*Task directions:* Copy out each line that mentions the word "legend".

*Material supplied:*

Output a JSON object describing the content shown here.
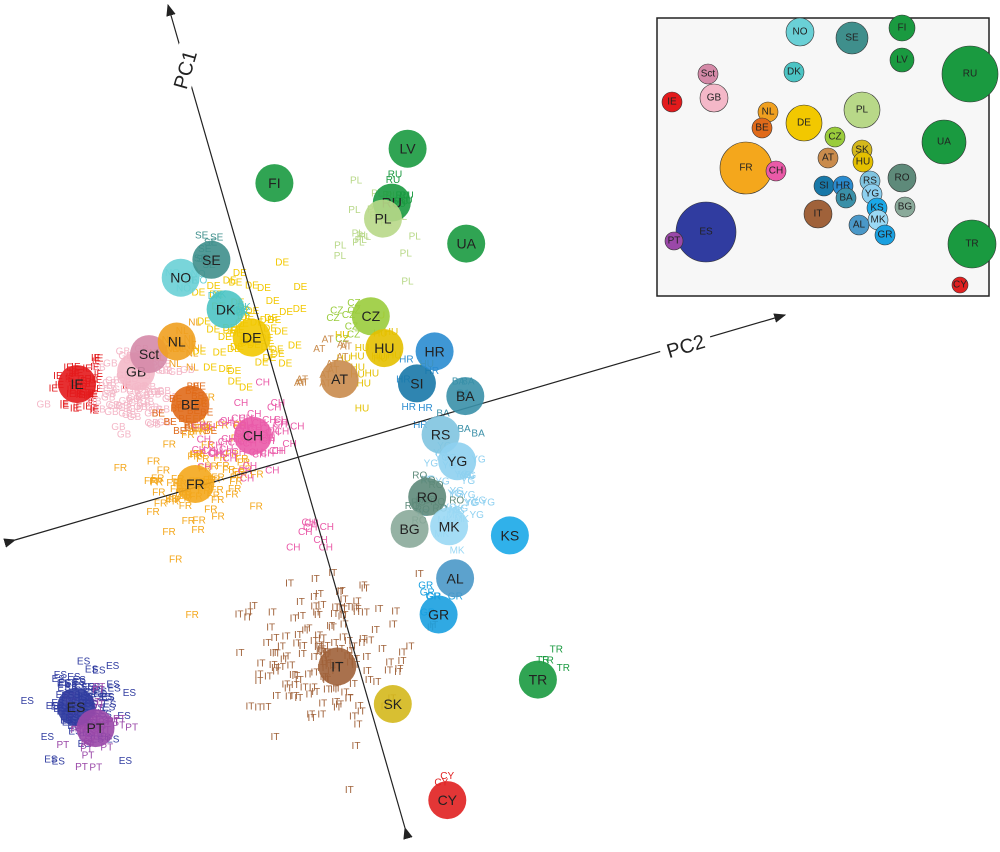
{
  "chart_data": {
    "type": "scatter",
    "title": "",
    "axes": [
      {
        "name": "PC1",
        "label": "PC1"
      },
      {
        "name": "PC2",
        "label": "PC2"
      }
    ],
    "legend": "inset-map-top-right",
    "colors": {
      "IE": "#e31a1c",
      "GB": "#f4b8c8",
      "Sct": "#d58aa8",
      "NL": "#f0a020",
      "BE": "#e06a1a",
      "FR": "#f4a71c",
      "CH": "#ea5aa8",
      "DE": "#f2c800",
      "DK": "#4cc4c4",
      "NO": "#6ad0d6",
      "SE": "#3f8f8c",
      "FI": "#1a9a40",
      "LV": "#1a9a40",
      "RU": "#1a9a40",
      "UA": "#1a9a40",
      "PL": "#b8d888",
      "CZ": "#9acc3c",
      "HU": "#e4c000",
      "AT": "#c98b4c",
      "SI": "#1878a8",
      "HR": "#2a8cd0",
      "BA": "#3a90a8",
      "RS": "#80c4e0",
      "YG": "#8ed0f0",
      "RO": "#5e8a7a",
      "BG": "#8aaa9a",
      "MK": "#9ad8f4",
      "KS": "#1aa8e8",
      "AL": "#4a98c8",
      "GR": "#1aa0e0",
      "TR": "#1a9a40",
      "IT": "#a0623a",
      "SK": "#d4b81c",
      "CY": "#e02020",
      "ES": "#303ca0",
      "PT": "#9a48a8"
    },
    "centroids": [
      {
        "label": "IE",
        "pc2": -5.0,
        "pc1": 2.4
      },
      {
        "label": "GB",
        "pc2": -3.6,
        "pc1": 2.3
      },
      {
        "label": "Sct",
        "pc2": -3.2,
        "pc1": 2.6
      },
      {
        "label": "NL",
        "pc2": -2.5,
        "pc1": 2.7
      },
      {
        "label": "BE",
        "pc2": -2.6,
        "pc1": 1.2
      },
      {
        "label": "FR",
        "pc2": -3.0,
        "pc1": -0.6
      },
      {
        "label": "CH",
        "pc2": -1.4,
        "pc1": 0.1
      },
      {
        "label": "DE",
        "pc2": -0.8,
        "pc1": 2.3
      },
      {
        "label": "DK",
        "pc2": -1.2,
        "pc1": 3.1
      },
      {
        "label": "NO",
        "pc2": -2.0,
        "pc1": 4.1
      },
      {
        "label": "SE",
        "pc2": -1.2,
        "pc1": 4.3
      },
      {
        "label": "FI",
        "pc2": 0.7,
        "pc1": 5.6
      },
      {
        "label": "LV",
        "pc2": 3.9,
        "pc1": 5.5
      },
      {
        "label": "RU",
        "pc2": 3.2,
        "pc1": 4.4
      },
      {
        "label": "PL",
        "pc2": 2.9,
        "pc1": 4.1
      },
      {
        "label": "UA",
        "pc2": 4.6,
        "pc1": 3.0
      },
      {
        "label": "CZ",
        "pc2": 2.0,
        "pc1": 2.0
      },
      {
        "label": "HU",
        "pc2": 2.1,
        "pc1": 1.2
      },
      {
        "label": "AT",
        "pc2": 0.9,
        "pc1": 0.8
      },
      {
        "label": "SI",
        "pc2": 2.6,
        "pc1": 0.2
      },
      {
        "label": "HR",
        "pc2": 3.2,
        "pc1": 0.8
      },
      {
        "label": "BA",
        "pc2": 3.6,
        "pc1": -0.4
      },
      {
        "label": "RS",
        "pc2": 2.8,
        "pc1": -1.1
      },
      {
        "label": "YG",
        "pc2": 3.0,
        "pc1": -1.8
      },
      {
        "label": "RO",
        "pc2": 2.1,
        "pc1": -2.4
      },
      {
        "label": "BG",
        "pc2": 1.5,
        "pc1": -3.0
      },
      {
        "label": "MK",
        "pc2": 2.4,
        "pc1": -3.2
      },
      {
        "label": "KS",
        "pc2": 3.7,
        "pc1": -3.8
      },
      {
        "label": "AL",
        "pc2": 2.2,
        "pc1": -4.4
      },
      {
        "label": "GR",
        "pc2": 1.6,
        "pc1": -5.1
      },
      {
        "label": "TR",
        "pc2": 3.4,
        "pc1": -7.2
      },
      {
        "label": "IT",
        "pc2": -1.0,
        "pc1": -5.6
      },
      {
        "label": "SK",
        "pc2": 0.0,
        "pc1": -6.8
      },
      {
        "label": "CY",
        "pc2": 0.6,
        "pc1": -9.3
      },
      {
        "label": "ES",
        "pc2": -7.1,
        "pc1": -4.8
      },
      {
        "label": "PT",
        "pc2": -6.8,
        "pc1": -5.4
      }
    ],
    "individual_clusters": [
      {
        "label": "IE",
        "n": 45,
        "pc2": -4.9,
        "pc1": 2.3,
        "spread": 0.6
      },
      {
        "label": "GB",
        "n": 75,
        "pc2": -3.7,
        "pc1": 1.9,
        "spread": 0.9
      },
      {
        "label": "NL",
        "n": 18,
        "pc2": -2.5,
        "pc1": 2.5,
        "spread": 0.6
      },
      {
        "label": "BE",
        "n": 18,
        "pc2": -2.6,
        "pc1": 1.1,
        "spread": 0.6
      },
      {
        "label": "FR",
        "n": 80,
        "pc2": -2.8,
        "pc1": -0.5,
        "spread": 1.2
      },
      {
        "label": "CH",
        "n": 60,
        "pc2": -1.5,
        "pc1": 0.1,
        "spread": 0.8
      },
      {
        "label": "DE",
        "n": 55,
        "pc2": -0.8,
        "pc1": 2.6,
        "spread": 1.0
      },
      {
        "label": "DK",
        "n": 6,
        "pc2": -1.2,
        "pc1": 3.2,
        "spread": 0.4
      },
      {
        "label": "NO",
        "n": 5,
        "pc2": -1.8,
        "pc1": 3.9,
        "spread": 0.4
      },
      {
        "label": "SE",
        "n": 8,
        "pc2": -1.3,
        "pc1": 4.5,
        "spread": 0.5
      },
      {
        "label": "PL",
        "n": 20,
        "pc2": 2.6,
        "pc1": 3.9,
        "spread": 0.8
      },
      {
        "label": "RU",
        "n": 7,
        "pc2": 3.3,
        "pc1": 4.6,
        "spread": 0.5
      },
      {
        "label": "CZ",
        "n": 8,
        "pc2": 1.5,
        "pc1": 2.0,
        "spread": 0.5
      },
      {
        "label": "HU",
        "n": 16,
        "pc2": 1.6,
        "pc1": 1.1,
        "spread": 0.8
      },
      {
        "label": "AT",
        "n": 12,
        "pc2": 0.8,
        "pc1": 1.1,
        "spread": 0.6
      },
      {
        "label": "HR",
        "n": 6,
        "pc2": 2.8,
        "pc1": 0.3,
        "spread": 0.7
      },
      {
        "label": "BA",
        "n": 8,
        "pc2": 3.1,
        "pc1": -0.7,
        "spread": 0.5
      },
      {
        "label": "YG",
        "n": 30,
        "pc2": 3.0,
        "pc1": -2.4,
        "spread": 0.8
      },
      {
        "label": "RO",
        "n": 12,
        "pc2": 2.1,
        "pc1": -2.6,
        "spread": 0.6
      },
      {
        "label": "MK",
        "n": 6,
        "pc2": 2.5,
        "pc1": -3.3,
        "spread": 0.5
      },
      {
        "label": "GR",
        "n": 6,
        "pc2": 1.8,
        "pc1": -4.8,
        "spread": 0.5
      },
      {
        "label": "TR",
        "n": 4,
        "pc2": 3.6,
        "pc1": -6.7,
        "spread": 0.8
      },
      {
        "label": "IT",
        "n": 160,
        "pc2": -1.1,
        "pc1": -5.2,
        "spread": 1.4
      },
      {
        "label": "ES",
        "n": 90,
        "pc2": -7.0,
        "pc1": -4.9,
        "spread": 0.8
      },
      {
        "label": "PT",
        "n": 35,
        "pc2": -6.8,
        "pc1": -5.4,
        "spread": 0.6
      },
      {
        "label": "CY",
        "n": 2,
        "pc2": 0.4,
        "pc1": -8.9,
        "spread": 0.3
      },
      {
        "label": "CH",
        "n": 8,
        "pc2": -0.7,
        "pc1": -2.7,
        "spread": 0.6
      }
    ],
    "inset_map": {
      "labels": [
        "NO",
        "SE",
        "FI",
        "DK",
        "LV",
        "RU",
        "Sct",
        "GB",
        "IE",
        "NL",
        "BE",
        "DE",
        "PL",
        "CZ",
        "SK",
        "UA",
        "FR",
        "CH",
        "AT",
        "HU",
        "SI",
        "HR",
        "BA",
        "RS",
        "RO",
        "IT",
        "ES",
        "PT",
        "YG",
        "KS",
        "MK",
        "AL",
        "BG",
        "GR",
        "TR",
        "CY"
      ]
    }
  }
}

* * *

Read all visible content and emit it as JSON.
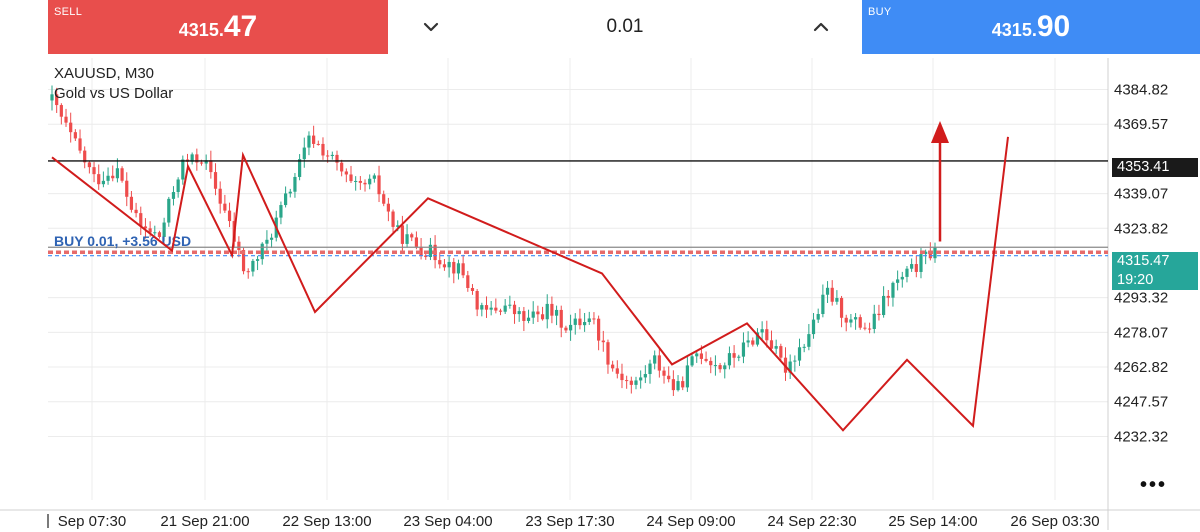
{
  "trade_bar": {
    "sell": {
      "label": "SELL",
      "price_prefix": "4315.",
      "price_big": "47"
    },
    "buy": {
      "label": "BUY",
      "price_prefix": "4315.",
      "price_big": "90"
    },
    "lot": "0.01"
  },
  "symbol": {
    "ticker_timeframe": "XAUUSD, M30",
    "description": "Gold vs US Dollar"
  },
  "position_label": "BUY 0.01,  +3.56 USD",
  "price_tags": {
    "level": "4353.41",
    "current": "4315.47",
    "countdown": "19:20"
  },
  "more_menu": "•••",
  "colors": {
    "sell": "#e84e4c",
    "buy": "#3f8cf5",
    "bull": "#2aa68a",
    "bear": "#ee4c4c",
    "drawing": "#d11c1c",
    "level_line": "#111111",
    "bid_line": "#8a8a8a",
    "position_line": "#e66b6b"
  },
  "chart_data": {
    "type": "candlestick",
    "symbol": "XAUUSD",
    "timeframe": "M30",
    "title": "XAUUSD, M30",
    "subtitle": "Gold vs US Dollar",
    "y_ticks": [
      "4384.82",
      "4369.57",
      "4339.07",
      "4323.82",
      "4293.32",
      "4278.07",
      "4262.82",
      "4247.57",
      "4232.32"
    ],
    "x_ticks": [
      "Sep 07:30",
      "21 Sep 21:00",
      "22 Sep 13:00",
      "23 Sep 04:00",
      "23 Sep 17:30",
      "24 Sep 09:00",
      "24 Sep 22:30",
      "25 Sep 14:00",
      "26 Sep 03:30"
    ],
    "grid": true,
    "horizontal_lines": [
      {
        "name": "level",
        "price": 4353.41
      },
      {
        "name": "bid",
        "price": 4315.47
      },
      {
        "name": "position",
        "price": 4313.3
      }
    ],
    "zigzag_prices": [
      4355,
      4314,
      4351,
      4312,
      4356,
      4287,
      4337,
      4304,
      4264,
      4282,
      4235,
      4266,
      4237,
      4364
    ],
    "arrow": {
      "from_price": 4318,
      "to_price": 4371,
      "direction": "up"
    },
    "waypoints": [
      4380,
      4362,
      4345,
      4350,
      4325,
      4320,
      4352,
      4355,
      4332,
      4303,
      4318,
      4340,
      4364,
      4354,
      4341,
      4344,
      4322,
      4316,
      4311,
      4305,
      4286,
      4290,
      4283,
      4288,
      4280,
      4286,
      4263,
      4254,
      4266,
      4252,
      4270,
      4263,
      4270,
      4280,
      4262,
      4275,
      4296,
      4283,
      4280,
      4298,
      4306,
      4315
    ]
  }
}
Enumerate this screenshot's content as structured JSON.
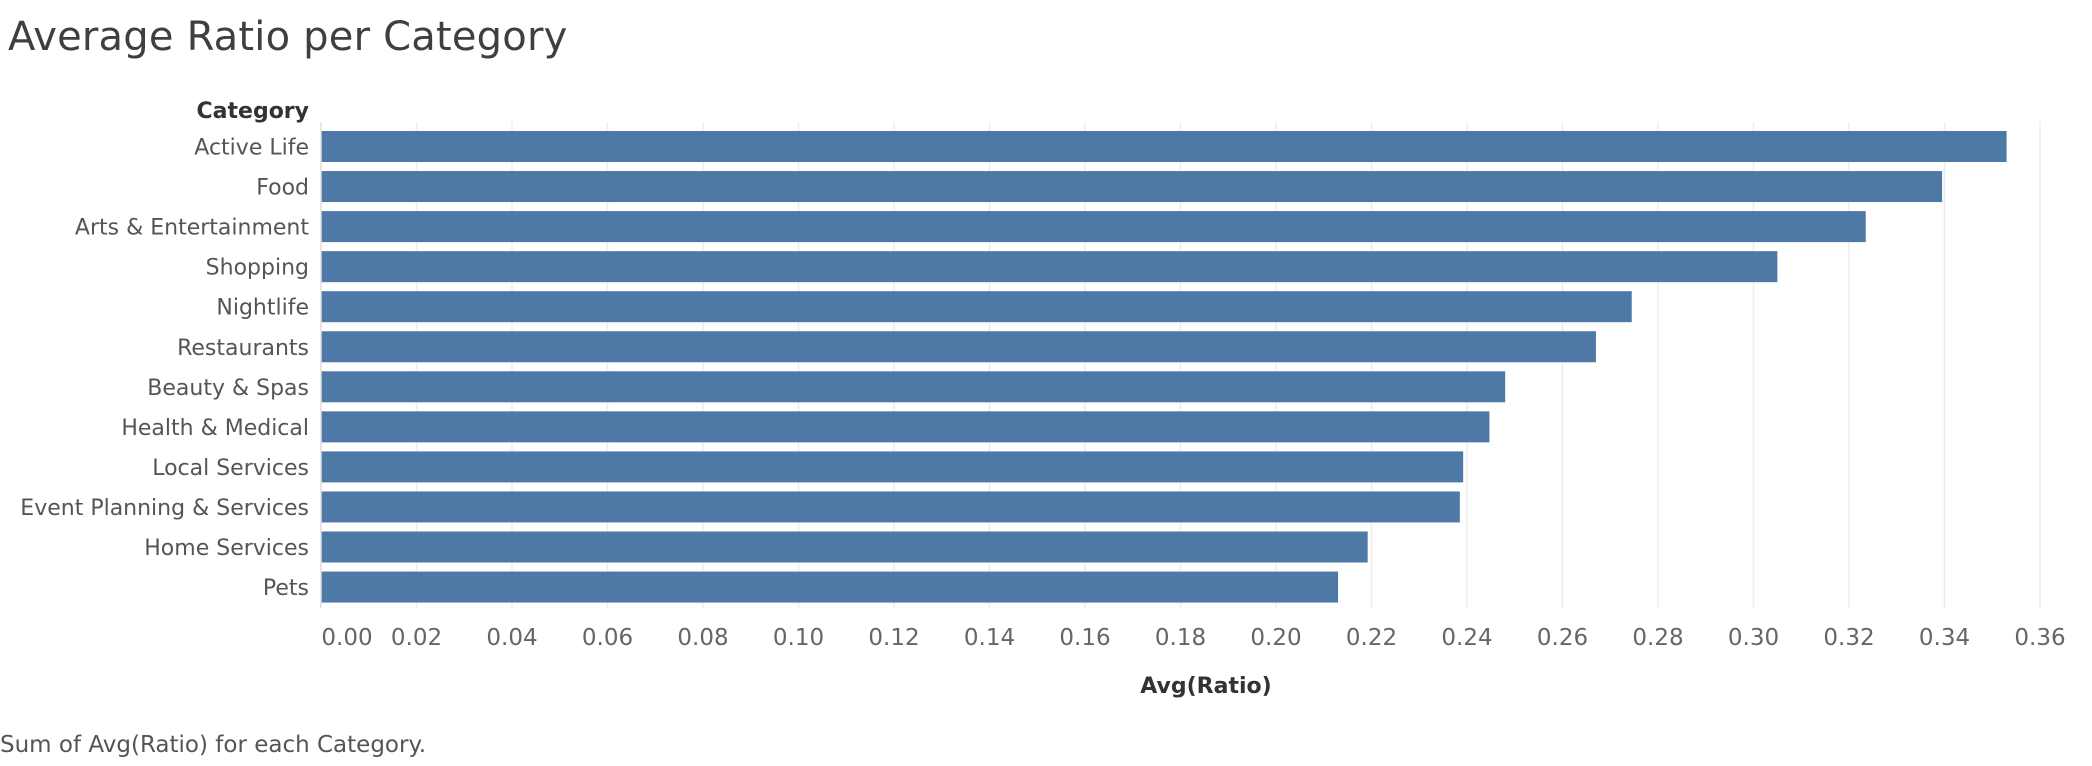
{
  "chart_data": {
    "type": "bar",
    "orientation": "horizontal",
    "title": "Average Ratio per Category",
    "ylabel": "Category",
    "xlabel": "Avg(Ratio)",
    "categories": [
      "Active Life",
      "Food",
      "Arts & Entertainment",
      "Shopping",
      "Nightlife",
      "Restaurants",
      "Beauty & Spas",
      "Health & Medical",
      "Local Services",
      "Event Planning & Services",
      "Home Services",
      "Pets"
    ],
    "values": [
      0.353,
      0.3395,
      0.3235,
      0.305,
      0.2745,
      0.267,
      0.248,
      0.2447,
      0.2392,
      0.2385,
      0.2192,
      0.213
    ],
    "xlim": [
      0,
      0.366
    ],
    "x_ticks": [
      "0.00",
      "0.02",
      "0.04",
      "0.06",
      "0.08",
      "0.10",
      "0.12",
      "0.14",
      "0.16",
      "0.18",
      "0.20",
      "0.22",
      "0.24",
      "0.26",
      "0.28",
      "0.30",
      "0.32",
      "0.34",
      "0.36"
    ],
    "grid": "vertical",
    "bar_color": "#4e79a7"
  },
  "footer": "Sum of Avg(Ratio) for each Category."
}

* * *

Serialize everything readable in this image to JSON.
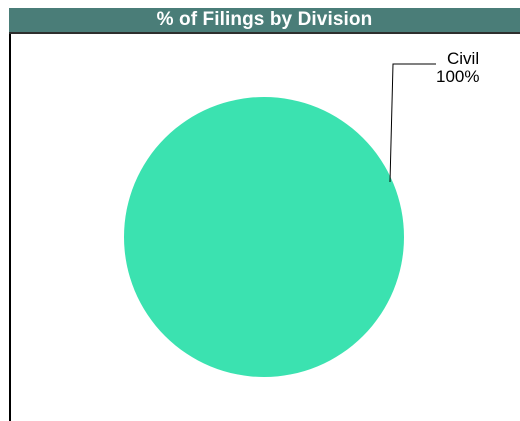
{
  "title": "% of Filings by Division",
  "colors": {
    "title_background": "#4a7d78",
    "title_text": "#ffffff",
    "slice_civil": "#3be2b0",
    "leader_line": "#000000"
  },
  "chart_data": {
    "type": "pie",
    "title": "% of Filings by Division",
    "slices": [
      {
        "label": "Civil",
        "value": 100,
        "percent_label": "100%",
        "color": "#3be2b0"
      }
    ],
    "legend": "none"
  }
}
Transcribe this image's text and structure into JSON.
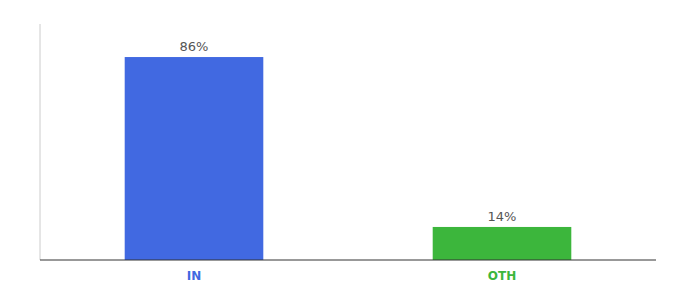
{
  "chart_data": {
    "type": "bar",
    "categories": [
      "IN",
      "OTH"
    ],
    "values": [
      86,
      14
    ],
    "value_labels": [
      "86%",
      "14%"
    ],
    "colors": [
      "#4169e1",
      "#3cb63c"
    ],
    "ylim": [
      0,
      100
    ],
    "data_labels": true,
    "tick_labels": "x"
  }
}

*The reply:*
    "legend": "inset-map-top-right",
    "legend": "none"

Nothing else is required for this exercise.